§ EXERCISE GOAL:
Whenever a line in the material below contains "panel", copy that line.

§ MATERIAL FOR THE TASK:
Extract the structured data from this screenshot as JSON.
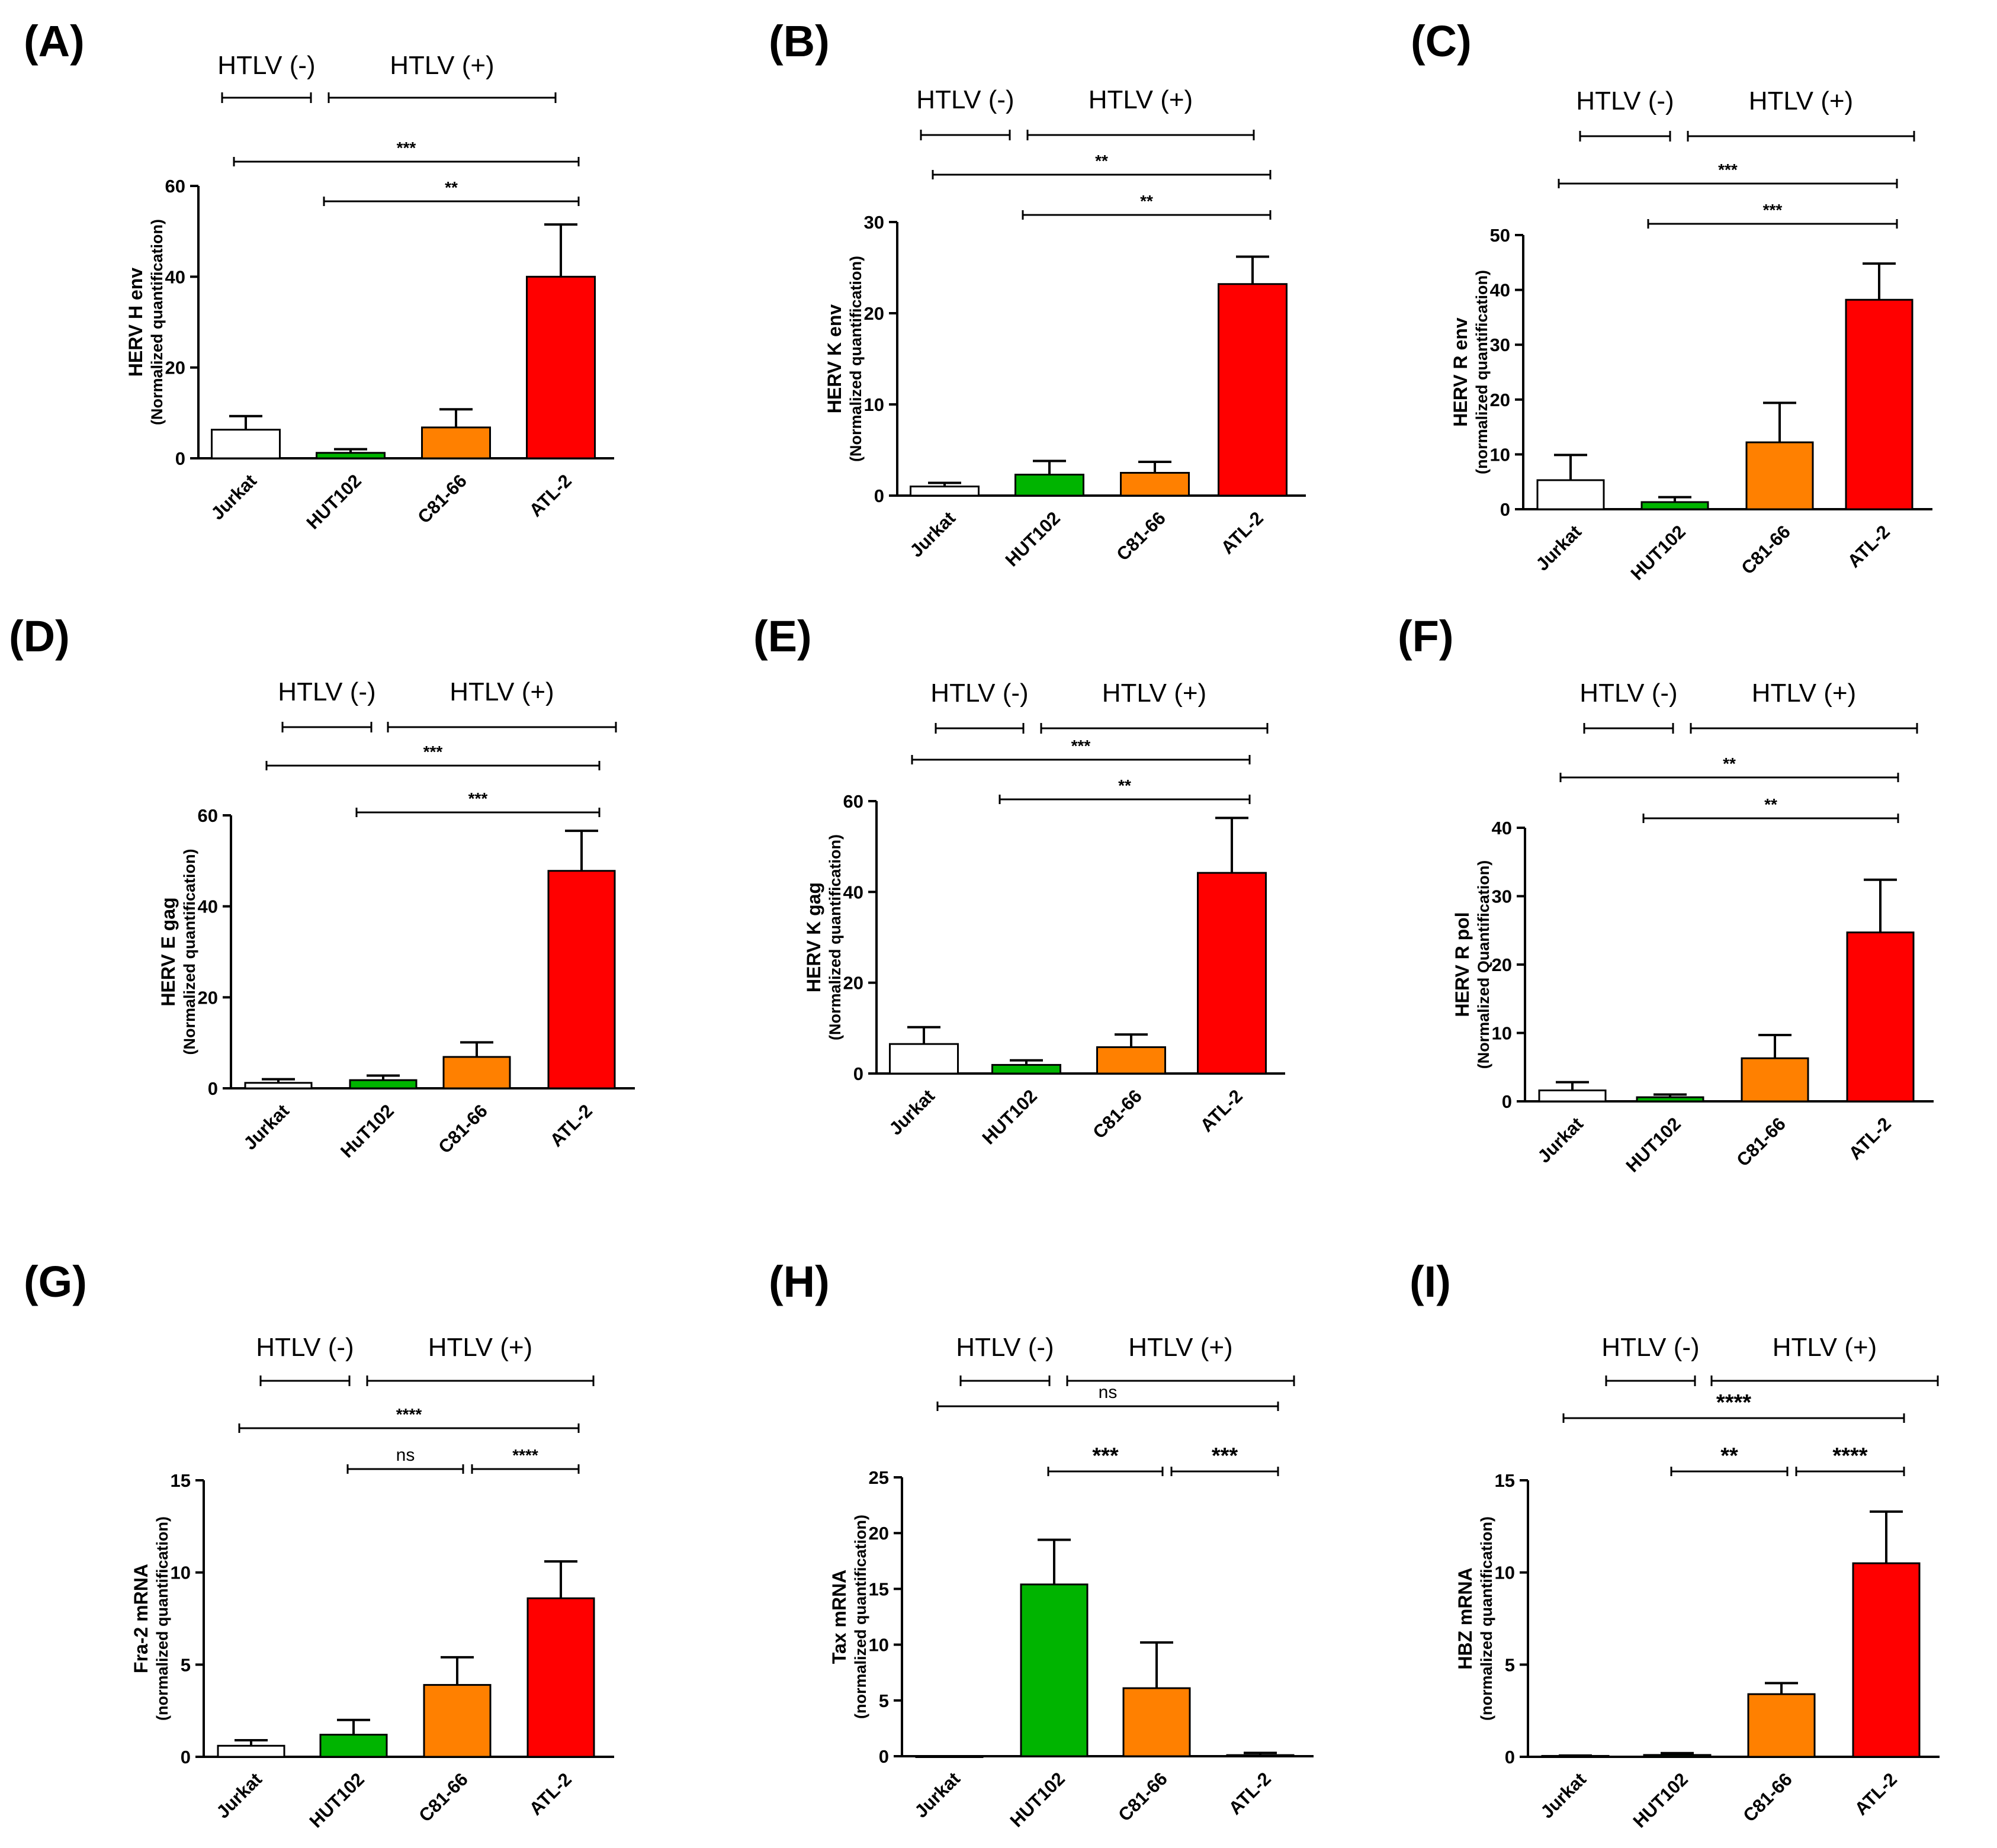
{
  "chart_data": [
    {
      "panel": "(A)",
      "type": "bar",
      "ylabel": "HERV H env",
      "ylabel_sub": "(Normalized quantification)",
      "categories": [
        "Jurkat",
        "HUT102",
        "C81-66",
        "ATL-2"
      ],
      "values": [
        6.3,
        1.2,
        6.8,
        40
      ],
      "errors": [
        3,
        0.8,
        4,
        11.5
      ],
      "ylim": [
        0,
        60
      ],
      "yticks": [
        "0",
        "20",
        "40",
        "60"
      ],
      "ytick_values": [
        0,
        20,
        40,
        60
      ],
      "groups": [
        "HTLV (-)",
        "HTLV (+)"
      ],
      "colors": [
        "#ffffff",
        "#00b400",
        "#ff8000",
        "#ff0000"
      ],
      "significance": [
        {
          "label": "***",
          "from": 0,
          "to": 3
        },
        {
          "label": "**",
          "from": 1,
          "to": 3
        }
      ]
    },
    {
      "panel": "(B)",
      "type": "bar",
      "ylabel": "HERV K env",
      "ylabel_sub": "(Normalized quantification)",
      "categories": [
        "Jurkat",
        "HUT102",
        "C81-66",
        "ATL-2"
      ],
      "values": [
        1.0,
        2.3,
        2.5,
        23.2
      ],
      "errors": [
        0.4,
        1.5,
        1.2,
        3.0
      ],
      "ylim": [
        0,
        30
      ],
      "yticks": [
        "0",
        "10",
        "20",
        "30"
      ],
      "ytick_values": [
        0,
        10,
        20,
        30
      ],
      "groups": [
        "HTLV (-)",
        "HTLV (+)"
      ],
      "colors": [
        "#ffffff",
        "#00b400",
        "#ff8000",
        "#ff0000"
      ],
      "significance": [
        {
          "label": "**",
          "from": 0,
          "to": 3
        },
        {
          "label": "**",
          "from": 1,
          "to": 3
        }
      ]
    },
    {
      "panel": "(C)",
      "type": "bar",
      "ylabel": "HERV R env",
      "ylabel_sub": "(normalized quantification)",
      "categories": [
        "Jurkat",
        "HUT102",
        "C81-66",
        "ATL-2"
      ],
      "values": [
        5.3,
        1.3,
        12.2,
        38.2
      ],
      "errors": [
        4.6,
        0.9,
        7.2,
        6.6
      ],
      "ylim": [
        0,
        50
      ],
      "yticks": [
        "0",
        "10",
        "20",
        "30",
        "40",
        "50"
      ],
      "ytick_values": [
        0,
        10,
        20,
        30,
        40,
        50
      ],
      "groups": [
        "HTLV (-)",
        "HTLV (+)"
      ],
      "colors": [
        "#ffffff",
        "#00b400",
        "#ff8000",
        "#ff0000"
      ],
      "significance": [
        {
          "label": "***",
          "from": 0,
          "to": 3
        },
        {
          "label": "***",
          "from": 1,
          "to": 3
        }
      ]
    },
    {
      "panel": "(D)",
      "type": "bar",
      "ylabel": "HERV E gag",
      "ylabel_sub": "(Normalized quantification)",
      "categories": [
        "Jurkat",
        "HuT102",
        "C81-66",
        "ATL-2"
      ],
      "values": [
        1.2,
        1.8,
        6.9,
        47.8
      ],
      "errors": [
        0.8,
        1.0,
        3.2,
        8.8
      ],
      "ylim": [
        0,
        60
      ],
      "yticks": [
        "0",
        "20",
        "40",
        "60"
      ],
      "ytick_values": [
        0,
        20,
        40,
        60
      ],
      "groups": [
        "HTLV (-)",
        "HTLV (+)"
      ],
      "colors": [
        "#ffffff",
        "#00b400",
        "#ff8000",
        "#ff0000"
      ],
      "significance": [
        {
          "label": "***",
          "from": 0,
          "to": 3
        },
        {
          "label": "***",
          "from": 1,
          "to": 3
        }
      ]
    },
    {
      "panel": "(E)",
      "type": "bar",
      "ylabel": "HERV K gag",
      "ylabel_sub": "(Normalized quantification)",
      "categories": [
        "Jurkat",
        "HUT102",
        "C81-66",
        "ATL-2"
      ],
      "values": [
        6.5,
        1.9,
        5.8,
        44.2
      ],
      "errors": [
        3.7,
        1.0,
        2.8,
        12.1
      ],
      "ylim": [
        0,
        60
      ],
      "yticks": [
        "0",
        "20",
        "40",
        "60"
      ],
      "ytick_values": [
        0,
        20,
        40,
        60
      ],
      "groups": [
        "HTLV (-)",
        "HTLV (+)"
      ],
      "colors": [
        "#ffffff",
        "#00b400",
        "#ff8000",
        "#ff0000"
      ],
      "significance": [
        {
          "label": "***",
          "from": 0,
          "to": 3
        },
        {
          "label": "**",
          "from": 1,
          "to": 3
        }
      ]
    },
    {
      "panel": "(F)",
      "type": "bar",
      "ylabel": "HERV R pol",
      "ylabel_sub": "(Normalized Quantification)",
      "categories": [
        "Jurkat",
        "HUT102",
        "C81-66",
        "ATL-2"
      ],
      "values": [
        1.6,
        0.6,
        6.3,
        24.7
      ],
      "errors": [
        1.2,
        0.4,
        3.4,
        7.7
      ],
      "ylim": [
        0,
        40
      ],
      "yticks": [
        "0",
        "10",
        "20",
        "30",
        "40"
      ],
      "ytick_values": [
        0,
        10,
        20,
        30,
        40
      ],
      "groups": [
        "HTLV (-)",
        "HTLV (+)"
      ],
      "colors": [
        "#ffffff",
        "#00b400",
        "#ff8000",
        "#ff0000"
      ],
      "significance": [
        {
          "label": "**",
          "from": 0,
          "to": 3
        },
        {
          "label": "**",
          "from": 1,
          "to": 3
        }
      ]
    },
    {
      "panel": "(G)",
      "type": "bar",
      "ylabel": "Fra-2 mRNA",
      "ylabel_sub": "(normalized quantification)",
      "categories": [
        "Jurkat",
        "HUT102",
        "C81-66",
        "ATL-2"
      ],
      "values": [
        0.6,
        1.2,
        3.9,
        8.6
      ],
      "errors": [
        0.3,
        0.8,
        1.5,
        2.0
      ],
      "ylim": [
        0,
        15
      ],
      "yticks": [
        "0",
        "5",
        "10",
        "15"
      ],
      "ytick_values": [
        0,
        5,
        10,
        15
      ],
      "groups": [
        "HTLV (-)",
        "HTLV (+)"
      ],
      "colors": [
        "#ffffff",
        "#00b400",
        "#ff8000",
        "#ff0000"
      ],
      "significance": [
        {
          "label": "****",
          "from": 0,
          "to": 3
        },
        {
          "label": "ns",
          "from": 1,
          "to": 2
        },
        {
          "label": "****",
          "from": 2,
          "to": 3
        }
      ]
    },
    {
      "panel": "(H)",
      "type": "bar",
      "ylabel": "Tax mRNA",
      "ylabel_sub": "(normalized quantification)",
      "categories": [
        "Jurkat",
        "HUT102",
        "C81-66",
        "ATL-2"
      ],
      "values": [
        0,
        15.4,
        6.1,
        0.1
      ],
      "errors": [
        0,
        4.0,
        4.1,
        0.2
      ],
      "ylim": [
        0,
        25
      ],
      "yticks": [
        "0",
        "5",
        "10",
        "15",
        "20",
        "25"
      ],
      "ytick_values": [
        0,
        5,
        10,
        15,
        20,
        25
      ],
      "groups": [
        "HTLV (-)",
        "HTLV (+)"
      ],
      "colors": [
        "#ffffff",
        "#00b400",
        "#ff8000",
        "#ff0000"
      ],
      "significance": [
        {
          "label": "ns",
          "from": 0,
          "to": 3
        },
        {
          "label": "***",
          "from": 1,
          "to": 2
        },
        {
          "label": "***",
          "from": 2,
          "to": 3
        }
      ]
    },
    {
      "panel": "(I)",
      "type": "bar",
      "ylabel": "HBZ mRNA",
      "ylabel_sub": "(normalized quantification)",
      "categories": [
        "Jurkat",
        "HUT102",
        "C81-66",
        "ATL-2"
      ],
      "values": [
        0.05,
        0.1,
        3.4,
        10.5
      ],
      "errors": [
        0.02,
        0.1,
        0.6,
        2.8
      ],
      "ylim": [
        0,
        15
      ],
      "yticks": [
        "0",
        "5",
        "10",
        "15"
      ],
      "ytick_values": [
        0,
        5,
        10,
        15
      ],
      "groups": [
        "HTLV (-)",
        "HTLV (+)"
      ],
      "colors": [
        "#ffffff",
        "#00b400",
        "#ff8000",
        "#ff0000"
      ],
      "significance": [
        {
          "label": "****",
          "from": 0,
          "to": 3
        },
        {
          "label": "**",
          "from": 1,
          "to": 2
        },
        {
          "label": "****",
          "from": 2,
          "to": 3
        }
      ]
    }
  ]
}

§ ANSWER BELOW:
      "panel": "(A)",
      "panel": "(B)",
      "panel": "(C)",
      "panel": "(D)",
      "panel": "(E)",
      "panel": "(F)",
      "panel": "(G)",
      "panel": "(H)",
      "panel": "(I)",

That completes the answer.